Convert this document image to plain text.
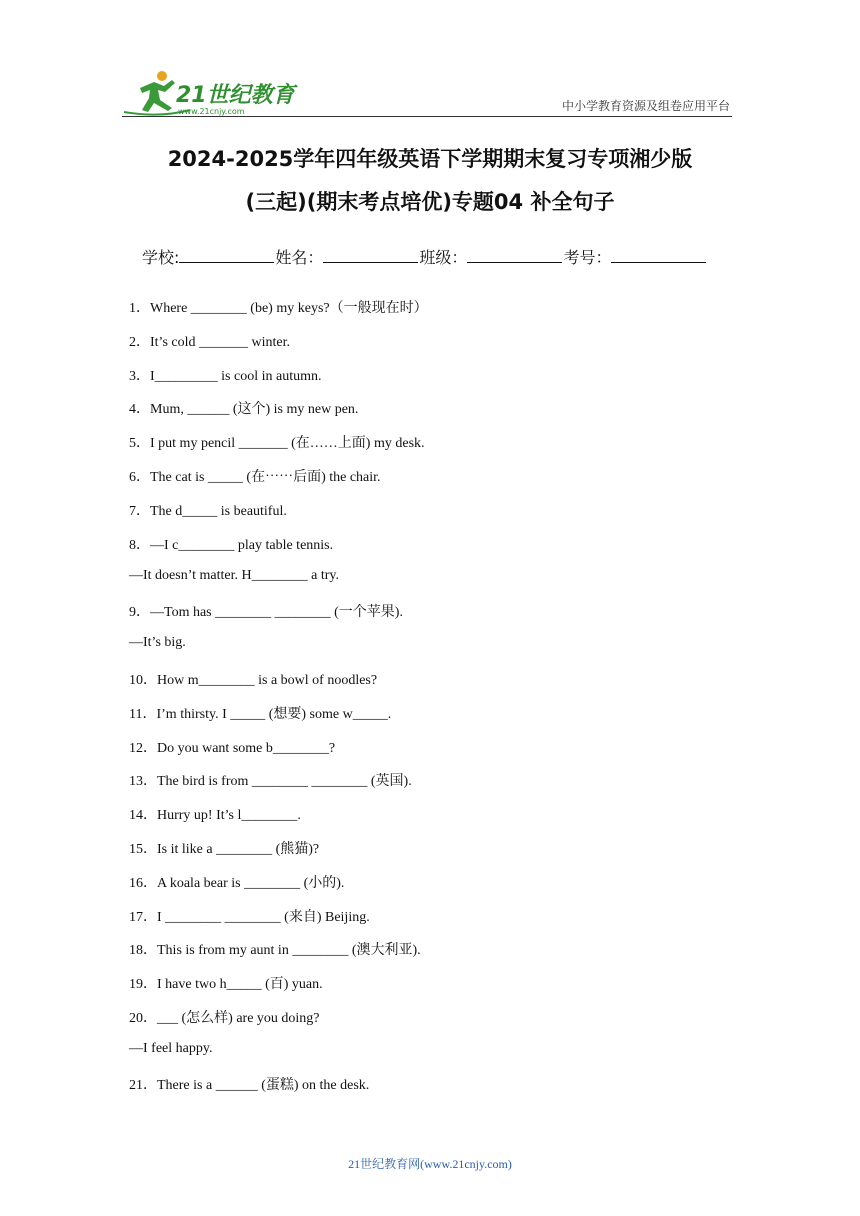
21世纪教育
www.21cnjy.com	中小学教育资源及组卷应用平台
2024-2025学年四年级英语下学期期末复习专项湘少版
(三起)(期末考点培优)专题04 补全句子
学校:	姓名：	班级：	考号：
1．Where ________ (be) my keys?（一般现在时）
2．It’s cold _______ winter.
3．I_________ is cool in autumn.
4．Mum, ______ (这个) is my new pen.
5．I put my pencil _______ (在……上面) my desk.
6．The cat is _____ (在⋯⋯后面) the chair.
7．The d_____ is beautiful.
8．—I c________ play table tennis.
—It doesn’t matter. H________ a try.
9．—Tom has ________ ________ (一个苹果).
—It’s big.
10．How m________ is a bowl of noodles?
11．I’m thirsty. I _____ (想要) some w_____.
12．Do you want some b________?
13．The bird is from ________ ________ (英国).
14．Hurry up! It’s l________.
15．Is it like a ________ (熊猫)?
16．A koala bear is ________ (小的).
17．I ________ ________ (来自) Beijing.
18．This is from my aunt in ________ (澳大利亚).
19．I have two h_____ (百) yuan.
20．___ (怎么样) are you doing?
—I feel happy.
21．There is a ______ (蛋糕) on the desk.
21世纪教育网(www.21cnjy.com)
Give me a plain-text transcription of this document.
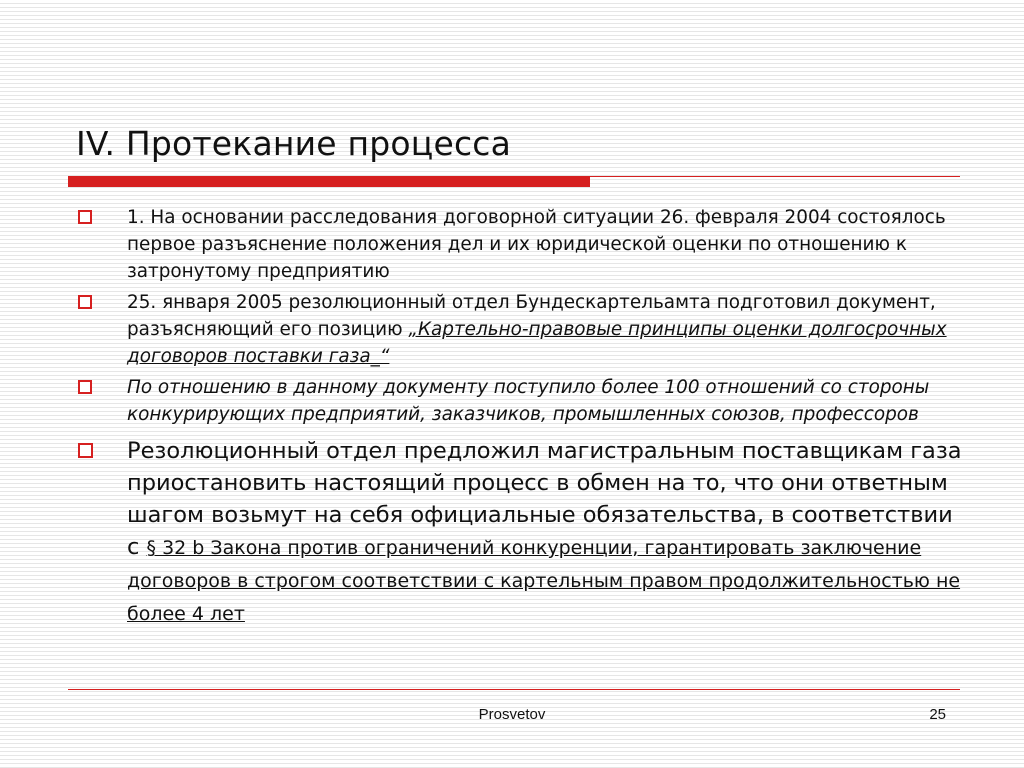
IV. Протекание процесса
1. На основании расследования договорной ситуации 26. февраля 2004 состоялось первое разъяснение положения дел и их юридической оценки по отношению к затронутому предприятию
25. января 2005 резолюционный отдел Бундескартельамта подготовил документ, разъясняющий его позицию „Картельно-правовые принципы оценки долгосрочных договоров поставки газа_“
По отношению в данному документу поступило более 100 отношений со стороны конкурирующих предприятий, заказчиков, промышленных союзов, профессоров
Резолюционный отдел предложил магистральным поставщикам газа приостановить настоящий процесс в обмен на то, что они ответным шагом возьмут на себя официальные обязательства, в соответствии с § 32 b Закона против ограничений конкуренции, гарантировать заключение договоров в строгом соответствии с картельным правом продолжительностью не более 4 лет
Prosvetov	25
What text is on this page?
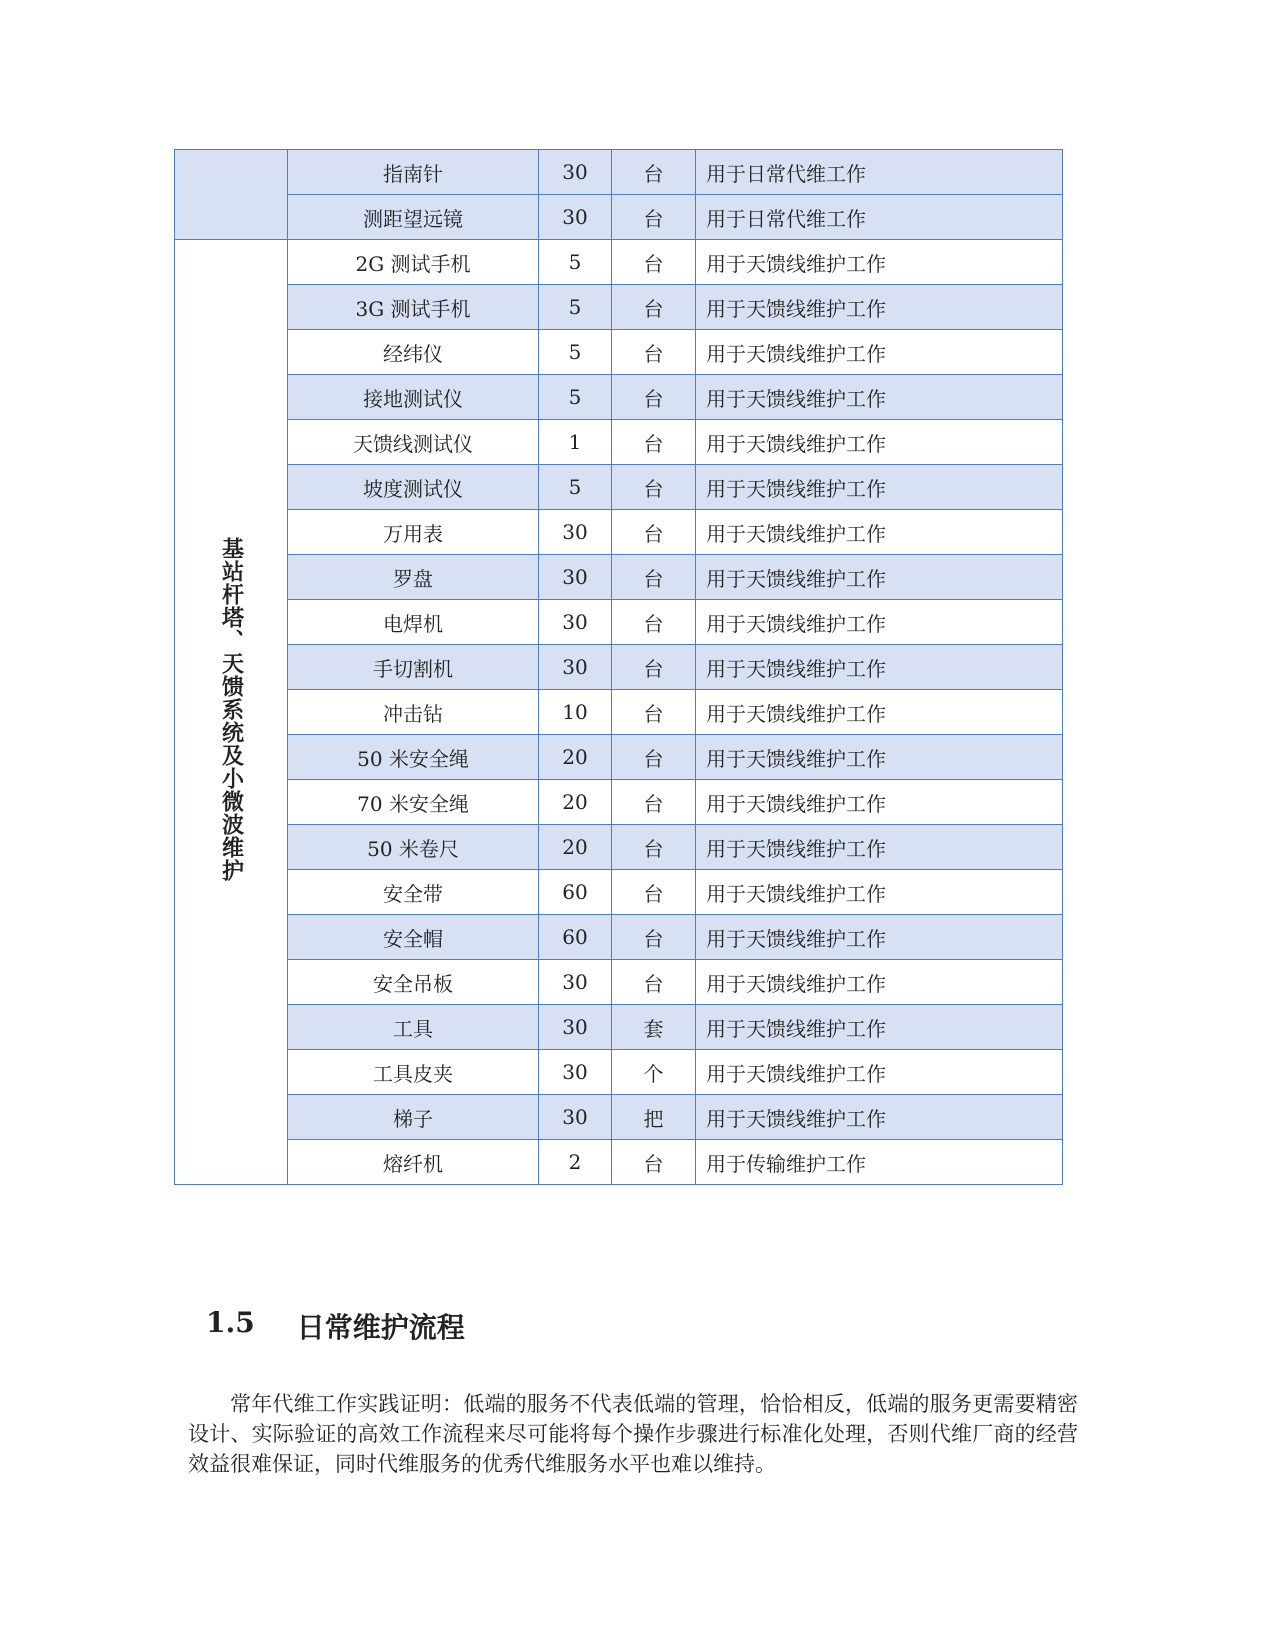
	指南针	30	台	用于日常代维工作
	测距望远镜	30	台	用于日常代维工作
基站杆塔、天馈系统及小微波维护	2G 测试手机	5	台	用于天馈线维护工作
	3G 测试手机	5	台	用于天馈线维护工作
	经纬仪	5	台	用于天馈线维护工作
	接地测试仪	5	台	用于天馈线维护工作
	天馈线测试仪	1	台	用于天馈线维护工作
	坡度测试仪	5	台	用于天馈线维护工作
	万用表	30	台	用于天馈线维护工作
	罗盘	30	台	用于天馈线维护工作
	电焊机	30	台	用于天馈线维护工作
	手切割机	30	台	用于天馈线维护工作
	冲击钻	10	台	用于天馈线维护工作
	50 米安全绳	20	台	用于天馈线维护工作
	70 米安全绳	20	台	用于天馈线维护工作
	50 米卷尺	20	台	用于天馈线维护工作
	安全带	60	台	用于天馈线维护工作
	安全帽	60	台	用于天馈线维护工作
	安全吊板	30	台	用于天馈线维护工作
	工具	30	套	用于天馈线维护工作
	工具皮夹	30	个	用于天馈线维护工作
	梯子	30	把	用于天馈线维护工作
	熔纤机	2	台	用于传输维护工作
1.5 日常维护流程

常年代维工作实践证明：低端的服务不代表低端的管理，恰恰相反，低端的服务更需要精密设计、实际验证的高效工作流程来尽可能将每个操作步骤进行标准化处理，否则代维厂商的经营效益很难保证，同时代维服务的优秀代维服务水平也难以维持。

—————

# BRIEF
Say how many lines in the records contain the string "some", and say nothing else.

# ANSWER BELOW
2